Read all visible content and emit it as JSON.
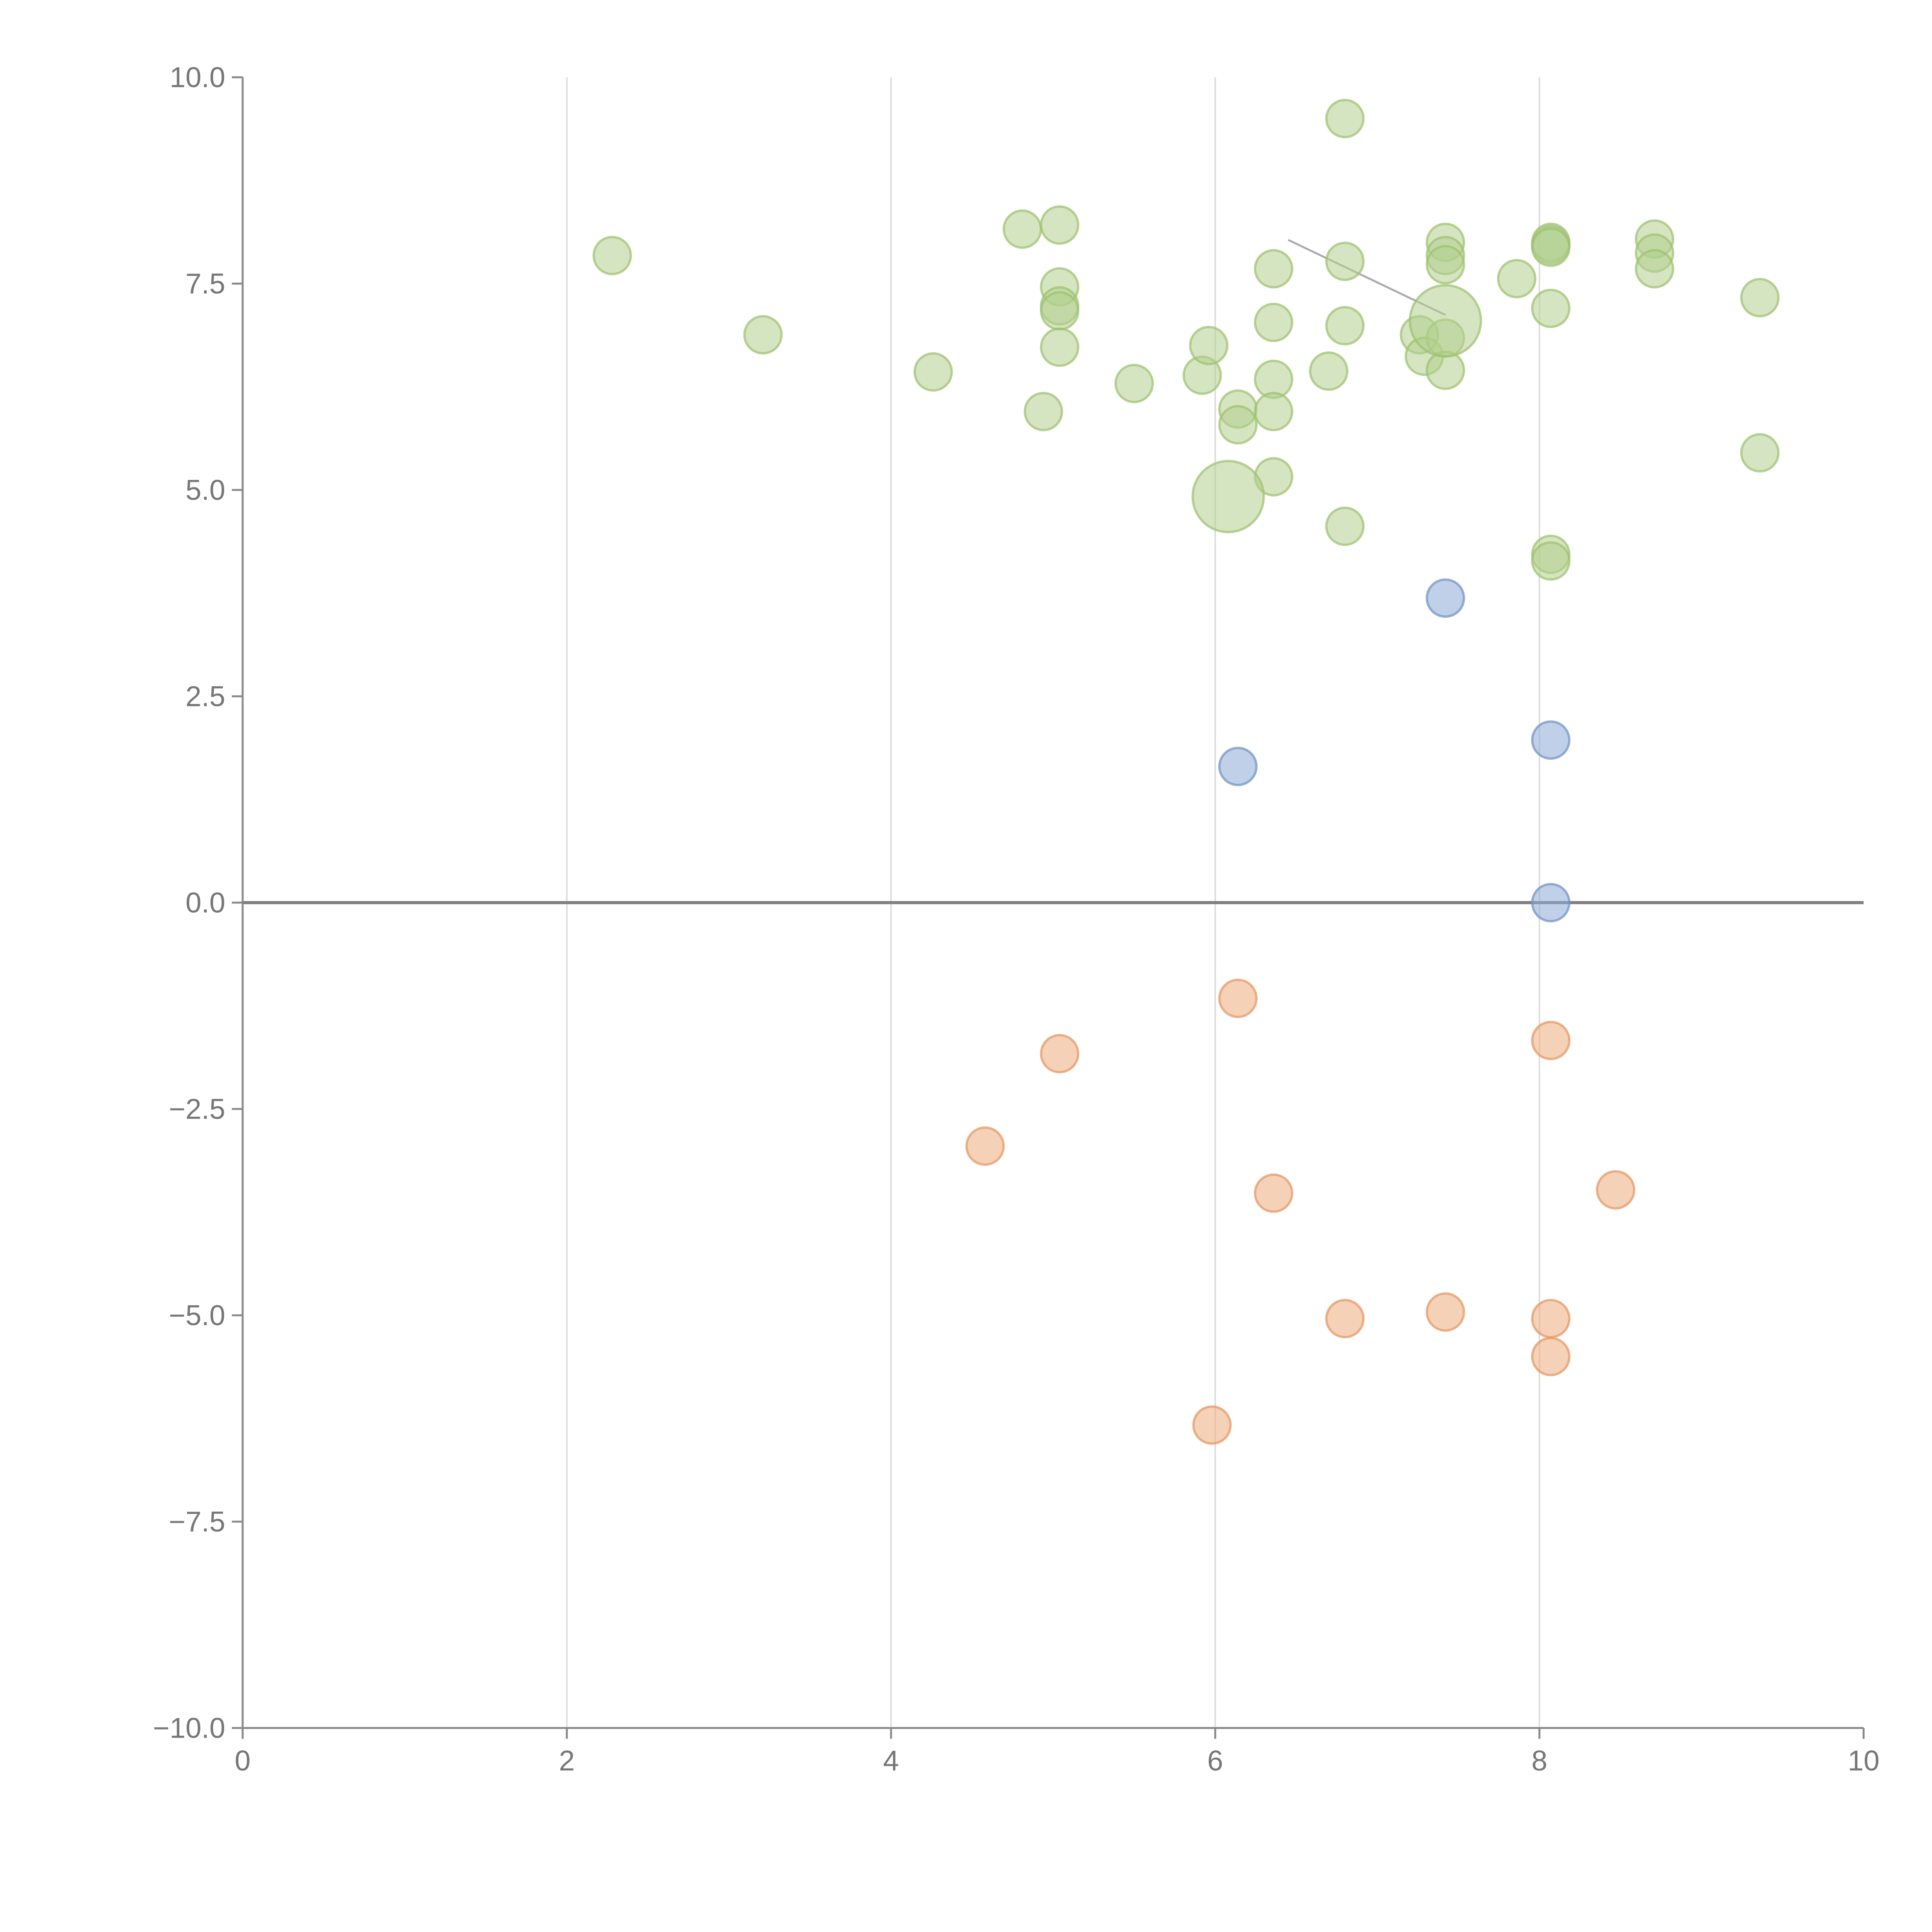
{
  "chart_data": {
    "type": "scatter",
    "title": "",
    "xlabel": "",
    "ylabel": "",
    "xlim": [
      0,
      10
    ],
    "ylim": [
      -10,
      10
    ],
    "x_ticks": [
      0,
      2,
      4,
      6,
      8,
      10
    ],
    "y_ticks": [
      -10,
      -7.5,
      -5,
      -2.5,
      0,
      2.5,
      5,
      7.5,
      10
    ],
    "x_tick_labels": [
      "0",
      "2",
      "4",
      "6",
      "8",
      "10"
    ],
    "y_tick_labels": [
      "−10.0",
      "−7.5",
      "−5.0",
      "−2.5",
      "0.0",
      "2.5",
      "5.0",
      "7.5",
      "10.0"
    ],
    "vertical_gridlines": true,
    "zero_line": true,
    "colors": {
      "axis": "#888888",
      "grid": "#dddddd",
      "zero_line": "#808080",
      "tick_text": "#777777",
      "connector": "#aaaaaa",
      "green_fill": "#b3d08e",
      "green_stroke": "#9cc06d",
      "blue_fill": "#8aa9d6",
      "blue_stroke": "#6f90c4",
      "orange_fill": "#ecac7c",
      "orange_stroke": "#e49560"
    },
    "series": [
      {
        "name": "green",
        "color_key": "green",
        "points": [
          {
            "x": 2.28,
            "y": 7.84
          },
          {
            "x": 3.21,
            "y": 6.88
          },
          {
            "x": 4.26,
            "y": 6.43
          },
          {
            "x": 4.81,
            "y": 8.16
          },
          {
            "x": 5.04,
            "y": 8.21
          },
          {
            "x": 5.04,
            "y": 7.46
          },
          {
            "x": 5.04,
            "y": 7.23
          },
          {
            "x": 5.04,
            "y": 7.17
          },
          {
            "x": 5.04,
            "y": 6.73
          },
          {
            "x": 4.94,
            "y": 5.95
          },
          {
            "x": 5.5,
            "y": 6.29
          },
          {
            "x": 5.92,
            "y": 6.39
          },
          {
            "x": 5.96,
            "y": 6.75
          },
          {
            "x": 6.14,
            "y": 5.98
          },
          {
            "x": 6.14,
            "y": 5.79
          },
          {
            "x": 6.36,
            "y": 7.68
          },
          {
            "x": 6.36,
            "y": 7.03
          },
          {
            "x": 6.36,
            "y": 6.34
          },
          {
            "x": 6.36,
            "y": 5.95
          },
          {
            "x": 6.36,
            "y": 5.16
          },
          {
            "x": 6.7,
            "y": 6.44
          },
          {
            "x": 6.8,
            "y": 9.5
          },
          {
            "x": 6.8,
            "y": 7.77
          },
          {
            "x": 6.8,
            "y": 6.99
          },
          {
            "x": 6.8,
            "y": 4.56
          },
          {
            "x": 7.26,
            "y": 6.88
          },
          {
            "x": 7.29,
            "y": 6.62
          },
          {
            "x": 7.42,
            "y": 8.0
          },
          {
            "x": 7.42,
            "y": 7.84
          },
          {
            "x": 7.42,
            "y": 7.73
          },
          {
            "x": 7.42,
            "y": 6.84
          },
          {
            "x": 7.42,
            "y": 6.45
          },
          {
            "x": 7.86,
            "y": 7.56
          },
          {
            "x": 8.07,
            "y": 8.0
          },
          {
            "x": 8.07,
            "y": 7.97
          },
          {
            "x": 8.07,
            "y": 7.94
          },
          {
            "x": 8.07,
            "y": 7.2
          },
          {
            "x": 8.07,
            "y": 4.22
          },
          {
            "x": 8.07,
            "y": 4.14
          },
          {
            "x": 8.71,
            "y": 8.04
          },
          {
            "x": 8.71,
            "y": 7.87
          },
          {
            "x": 8.71,
            "y": 7.68
          },
          {
            "x": 9.36,
            "y": 7.33
          },
          {
            "x": 9.36,
            "y": 5.45
          },
          {
            "x": 6.08,
            "y": 4.92,
            "size": "large"
          },
          {
            "x": 7.42,
            "y": 7.05,
            "size": "large"
          }
        ]
      },
      {
        "name": "blue",
        "color_key": "blue",
        "points": [
          {
            "x": 7.42,
            "y": 3.69
          },
          {
            "x": 8.07,
            "y": 1.97
          },
          {
            "x": 6.14,
            "y": 1.65
          },
          {
            "x": 8.07,
            "y": 0.0
          }
        ]
      },
      {
        "name": "orange",
        "color_key": "orange",
        "points": [
          {
            "x": 6.14,
            "y": -1.16
          },
          {
            "x": 5.04,
            "y": -1.83
          },
          {
            "x": 8.07,
            "y": -1.67
          },
          {
            "x": 4.58,
            "y": -2.95
          },
          {
            "x": 6.36,
            "y": -3.52
          },
          {
            "x": 8.47,
            "y": -3.48
          },
          {
            "x": 6.8,
            "y": -5.04
          },
          {
            "x": 7.42,
            "y": -4.96
          },
          {
            "x": 8.07,
            "y": -5.04
          },
          {
            "x": 8.07,
            "y": -5.5
          },
          {
            "x": 5.98,
            "y": -6.33
          }
        ]
      }
    ],
    "connector_lines": [
      {
        "x1": 6.45,
        "y1": 8.03,
        "x2": 7.42,
        "y2": 7.12
      }
    ]
  }
}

□ □ □

Task details -
Of the lines above, how many include the word "true"? Reply with the number only.

The result -
2